• RAW RECORDS

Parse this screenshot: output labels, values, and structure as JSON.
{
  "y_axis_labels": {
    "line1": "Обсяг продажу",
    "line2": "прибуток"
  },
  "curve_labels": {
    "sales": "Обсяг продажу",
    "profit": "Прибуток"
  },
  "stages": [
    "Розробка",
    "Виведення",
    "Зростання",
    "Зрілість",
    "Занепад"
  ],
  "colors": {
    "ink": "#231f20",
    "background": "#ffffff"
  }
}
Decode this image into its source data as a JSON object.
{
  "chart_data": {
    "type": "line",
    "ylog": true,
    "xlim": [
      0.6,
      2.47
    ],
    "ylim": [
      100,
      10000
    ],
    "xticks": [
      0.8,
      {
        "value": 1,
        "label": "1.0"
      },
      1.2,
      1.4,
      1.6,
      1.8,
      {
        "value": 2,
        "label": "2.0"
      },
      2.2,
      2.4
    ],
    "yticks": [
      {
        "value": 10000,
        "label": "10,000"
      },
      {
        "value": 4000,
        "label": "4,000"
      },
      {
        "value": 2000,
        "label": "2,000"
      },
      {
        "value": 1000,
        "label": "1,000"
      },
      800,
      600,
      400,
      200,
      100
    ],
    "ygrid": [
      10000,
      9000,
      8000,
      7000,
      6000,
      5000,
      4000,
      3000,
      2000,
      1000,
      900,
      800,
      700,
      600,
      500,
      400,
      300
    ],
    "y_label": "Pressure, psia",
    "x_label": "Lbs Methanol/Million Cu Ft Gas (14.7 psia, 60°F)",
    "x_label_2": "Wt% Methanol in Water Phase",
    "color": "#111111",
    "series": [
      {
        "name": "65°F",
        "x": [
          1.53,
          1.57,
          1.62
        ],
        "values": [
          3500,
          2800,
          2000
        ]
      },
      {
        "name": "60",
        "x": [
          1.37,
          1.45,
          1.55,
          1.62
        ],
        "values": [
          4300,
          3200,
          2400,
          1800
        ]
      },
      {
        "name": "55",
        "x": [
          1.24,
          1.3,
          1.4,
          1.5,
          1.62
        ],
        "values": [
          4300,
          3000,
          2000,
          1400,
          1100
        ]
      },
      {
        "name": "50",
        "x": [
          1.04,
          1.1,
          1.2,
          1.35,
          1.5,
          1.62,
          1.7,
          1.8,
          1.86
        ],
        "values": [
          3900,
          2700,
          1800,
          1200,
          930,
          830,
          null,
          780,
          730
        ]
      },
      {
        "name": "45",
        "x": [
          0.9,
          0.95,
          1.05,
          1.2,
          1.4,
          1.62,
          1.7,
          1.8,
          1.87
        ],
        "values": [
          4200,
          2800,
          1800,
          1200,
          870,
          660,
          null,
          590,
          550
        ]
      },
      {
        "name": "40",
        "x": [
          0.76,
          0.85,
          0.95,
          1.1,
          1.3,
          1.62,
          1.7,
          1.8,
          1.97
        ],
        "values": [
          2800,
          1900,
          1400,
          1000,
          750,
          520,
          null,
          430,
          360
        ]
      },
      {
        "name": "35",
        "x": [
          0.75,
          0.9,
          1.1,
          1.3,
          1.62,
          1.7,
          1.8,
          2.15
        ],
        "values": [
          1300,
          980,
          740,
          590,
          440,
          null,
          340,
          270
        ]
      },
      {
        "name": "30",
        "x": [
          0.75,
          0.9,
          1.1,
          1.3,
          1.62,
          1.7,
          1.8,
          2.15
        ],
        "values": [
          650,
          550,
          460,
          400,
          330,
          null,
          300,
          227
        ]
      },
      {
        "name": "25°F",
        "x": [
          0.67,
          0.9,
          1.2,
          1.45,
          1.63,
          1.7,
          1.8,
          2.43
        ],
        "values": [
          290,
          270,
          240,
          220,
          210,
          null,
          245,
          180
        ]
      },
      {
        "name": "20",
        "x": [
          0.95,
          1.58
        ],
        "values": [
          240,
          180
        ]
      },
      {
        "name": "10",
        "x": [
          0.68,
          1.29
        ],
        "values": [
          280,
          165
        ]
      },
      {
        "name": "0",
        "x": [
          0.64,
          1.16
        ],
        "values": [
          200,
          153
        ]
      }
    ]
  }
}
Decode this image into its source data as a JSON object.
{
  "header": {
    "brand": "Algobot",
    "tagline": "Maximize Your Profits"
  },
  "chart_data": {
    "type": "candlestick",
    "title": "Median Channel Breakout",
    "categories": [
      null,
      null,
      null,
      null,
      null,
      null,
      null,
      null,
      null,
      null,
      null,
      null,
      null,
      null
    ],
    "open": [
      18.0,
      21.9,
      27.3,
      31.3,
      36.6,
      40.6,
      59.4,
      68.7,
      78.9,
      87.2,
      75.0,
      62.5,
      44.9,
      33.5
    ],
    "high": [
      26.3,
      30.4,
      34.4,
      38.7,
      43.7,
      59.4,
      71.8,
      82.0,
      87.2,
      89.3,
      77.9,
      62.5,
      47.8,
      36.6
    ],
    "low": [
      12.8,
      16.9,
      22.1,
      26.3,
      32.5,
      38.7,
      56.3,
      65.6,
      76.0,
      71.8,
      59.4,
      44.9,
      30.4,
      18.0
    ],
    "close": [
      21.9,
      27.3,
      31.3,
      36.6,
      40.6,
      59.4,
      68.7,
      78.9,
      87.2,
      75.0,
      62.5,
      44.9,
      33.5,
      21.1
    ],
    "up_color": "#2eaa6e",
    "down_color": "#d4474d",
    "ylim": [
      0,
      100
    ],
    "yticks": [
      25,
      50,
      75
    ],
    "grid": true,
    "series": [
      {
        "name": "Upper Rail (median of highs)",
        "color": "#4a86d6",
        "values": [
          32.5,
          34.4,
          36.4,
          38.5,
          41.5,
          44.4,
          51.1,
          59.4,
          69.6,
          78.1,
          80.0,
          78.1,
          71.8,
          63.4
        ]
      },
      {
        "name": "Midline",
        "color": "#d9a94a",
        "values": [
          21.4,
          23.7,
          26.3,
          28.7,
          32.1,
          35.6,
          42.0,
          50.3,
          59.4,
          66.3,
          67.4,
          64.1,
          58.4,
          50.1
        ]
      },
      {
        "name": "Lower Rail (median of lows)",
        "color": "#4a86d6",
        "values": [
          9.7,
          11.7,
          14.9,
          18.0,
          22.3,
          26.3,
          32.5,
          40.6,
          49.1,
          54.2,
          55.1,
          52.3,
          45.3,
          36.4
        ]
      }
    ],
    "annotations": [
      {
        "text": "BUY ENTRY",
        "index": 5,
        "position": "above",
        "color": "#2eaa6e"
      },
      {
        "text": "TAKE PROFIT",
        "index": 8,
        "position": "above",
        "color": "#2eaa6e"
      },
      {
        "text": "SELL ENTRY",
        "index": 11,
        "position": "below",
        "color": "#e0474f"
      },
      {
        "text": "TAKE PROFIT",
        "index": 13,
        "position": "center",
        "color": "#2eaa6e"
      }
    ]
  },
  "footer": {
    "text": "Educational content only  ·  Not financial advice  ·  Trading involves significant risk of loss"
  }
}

• YOUR OBJECTIVE
Return every entry exactly as given.

• OUTPUT FOR THIS TASK
Parse this screenshot: output labels, values, and structure as JSON.
{
  "y_axis_labels": {
    "line1": "Обсяг продажу",
    "line2": "прибуток"
  },
  "curve_labels": {
    "sales": "Обсяг продажу",
    "profit": "Прибуток"
  },
  "stages": [
    "Розробка",
    "Виведення",
    "Зростання",
    "Зрілість",
    "Занепад"
  ],
  "colors": {
    "ink": "#231f20",
    "background": "#ffffff"
  }
}
Decode this image into its source data as a JSON object.
{
  "chart_data": {
    "type": "line",
    "ylog": true,
    "xlim": [
      0.6,
      2.47
    ],
    "ylim": [
      100,
      10000
    ],
    "xticks": [
      0.8,
      {
        "value": 1,
        "label": "1.0"
      },
      1.2,
      1.4,
      1.6,
      1.8,
      {
        "value": 2,
        "label": "2.0"
      },
      2.2,
      2.4
    ],
    "yticks": [
      {
        "value": 10000,
        "label": "10,000"
      },
      {
        "value": 4000,
        "label": "4,000"
      },
      {
        "value": 2000,
        "label": "2,000"
      },
      {
        "value": 1000,
        "label": "1,000"
      },
      800,
      600,
      400,
      200,
      100
    ],
    "ygrid": [
      10000,
      9000,
      8000,
      7000,
      6000,
      5000,
      4000,
      3000,
      2000,
      1000,
      900,
      800,
      700,
      600,
      500,
      400,
      300
    ],
    "y_label": "Pressure, psia",
    "x_label": "Lbs Methanol/Million Cu Ft Gas (14.7 psia, 60°F)",
    "x_label_2": "Wt% Methanol in Water Phase",
    "color": "#111111",
    "series": [
      {
        "name": "65°F",
        "x": [
          1.53,
          1.57,
          1.62
        ],
        "values": [
          3500,
          2800,
          2000
        ]
      },
      {
        "name": "60",
        "x": [
          1.37,
          1.45,
          1.55,
          1.62
        ],
        "values": [
          4300,
          3200,
          2400,
          1800
        ]
      },
      {
        "name": "55",
        "x": [
          1.24,
          1.3,
          1.4,
          1.5,
          1.62
        ],
        "values": [
          4300,
          3000,
          2000,
          1400,
          1100
        ]
      },
      {
        "name": "50",
        "x": [
          1.04,
          1.1,
          1.2,
          1.35,
          1.5,
          1.62,
          1.7,
          1.8,
          1.86
        ],
        "values": [
          3900,
          2700,
          1800,
          1200,
          930,
          830,
          null,
          780,
          730
        ]
      },
      {
        "name": "45",
        "x": [
          0.9,
          0.95,
          1.05,
          1.2,
          1.4,
          1.62,
          1.7,
          1.8,
          1.87
        ],
        "values": [
          4200,
          2800,
          1800,
          1200,
          870,
          660,
          null,
          590,
          550
        ]
      },
      {
        "name": "40",
        "x": [
          0.76,
          0.85,
          0.95,
          1.1,
          1.3,
          1.62,
          1.7,
          1.8,
          1.97
        ],
        "values": [
          2800,
          1900,
          1400,
          1000,
          750,
          520,
          null,
          430,
          360
        ]
      },
      {
        "name": "35",
        "x": [
          0.75,
          0.9,
          1.1,
          1.3,
          1.62,
          1.7,
          1.8,
          2.15
        ],
        "values": [
          1300,
          980,
          740,
          590,
          440,
          null,
          340,
          270
        ]
      },
      {
        "name": "30",
        "x": [
          0.75,
          0.9,
          1.1,
          1.3,
          1.62,
          1.7,
          1.8,
          2.15
        ],
        "values": [
          650,
          550,
          460,
          400,
          330,
          null,
          300,
          227
        ]
      },
      {
        "name": "25°F",
        "x": [
          0.67,
          0.9,
          1.2,
          1.45,
          1.63,
          1.7,
          1.8,
          2.43
        ],
        "values": [
          290,
          270,
          240,
          220,
          210,
          null,
          245,
          180
        ]
      },
      {
        "name": "20",
        "x": [
          0.95,
          1.58
        ],
        "values": [
          240,
          180
        ]
      },
      {
        "name": "10",
        "x": [
          0.68,
          1.29
        ],
        "values": [
          280,
          165
        ]
      },
      {
        "name": "0",
        "x": [
          0.64,
          1.16
        ],
        "values": [
          200,
          153
        ]
      }
    ]
  }
}
Decode this image into its source data as a JSON object.
{
  "header": {
    "brand": "Algobot",
    "tagline": "Maximize Your Profits"
  },
  "chart_data": {
    "type": "candlestick",
    "title": "Median Channel Breakout",
    "categories": [
      null,
      null,
      null,
      null,
      null,
      null,
      null,
      null,
      null,
      null,
      null,
      null,
      null,
      null
    ],
    "open": [
      18.0,
      21.9,
      27.3,
      31.3,
      36.6,
      40.6,
      59.4,
      68.7,
      78.9,
      87.2,
      75.0,
      62.5,
      44.9,
      33.5
    ],
    "high": [
      26.3,
      30.4,
      34.4,
      38.7,
      43.7,
      59.4,
      71.8,
      82.0,
      87.2,
      89.3,
      77.9,
      62.5,
      47.8,
      36.6
    ],
    "low": [
      12.8,
      16.9,
      22.1,
      26.3,
      32.5,
      38.7,
      56.3,
      65.6,
      76.0,
      71.8,
      59.4,
      44.9,
      30.4,
      18.0
    ],
    "close": [
      21.9,
      27.3,
      31.3,
      36.6,
      40.6,
      59.4,
      68.7,
      78.9,
      87.2,
      75.0,
      62.5,
      44.9,
      33.5,
      21.1
    ],
    "up_color": "#2eaa6e",
    "down_color": "#d4474d",
    "ylim": [
      0,
      100
    ],
    "yticks": [
      25,
      50,
      75
    ],
    "grid": true,
    "series": [
      {
        "name": "Upper Rail (median of highs)",
        "color": "#4a86d6",
        "values": [
          32.5,
          34.4,
          36.4,
          38.5,
          41.5,
          44.4,
          51.1,
          59.4,
          69.6,
          78.1,
          80.0,
          78.1,
          71.8,
          63.4
        ]
      },
      {
        "name": "Midline",
        "color": "#d9a94a",
        "values": [
          21.4,
          23.7,
          26.3,
          28.7,
          32.1,
          35.6,
          42.0,
          50.3,
          59.4,
          66.3,
          67.4,
          64.1,
          58.4,
          50.1
        ]
      },
      {
        "name": "Lower Rail (median of lows)",
        "color": "#4a86d6",
        "values": [
          9.7,
          11.7,
          14.9,
          18.0,
          22.3,
          26.3,
          32.5,
          40.6,
          49.1,
          54.2,
          55.1,
          52.3,
          45.3,
          36.4
        ]
      }
    ],
    "annotations": [
      {
        "text": "BUY ENTRY",
        "index": 5,
        "position": "above",
        "color": "#2eaa6e"
      },
      {
        "text": "TAKE PROFIT",
        "index": 8,
        "position": "above",
        "color": "#2eaa6e"
      },
      {
        "text": "SELL ENTRY",
        "index": 11,
        "position": "below",
        "color": "#e0474f"
      },
      {
        "text": "TAKE PROFIT",
        "index": 13,
        "position": "center",
        "color": "#2eaa6e"
      }
    ]
  },
  "footer": {
    "text": "Educational content only  ·  Not financial advice  ·  Trading involves significant risk of loss"
  }
}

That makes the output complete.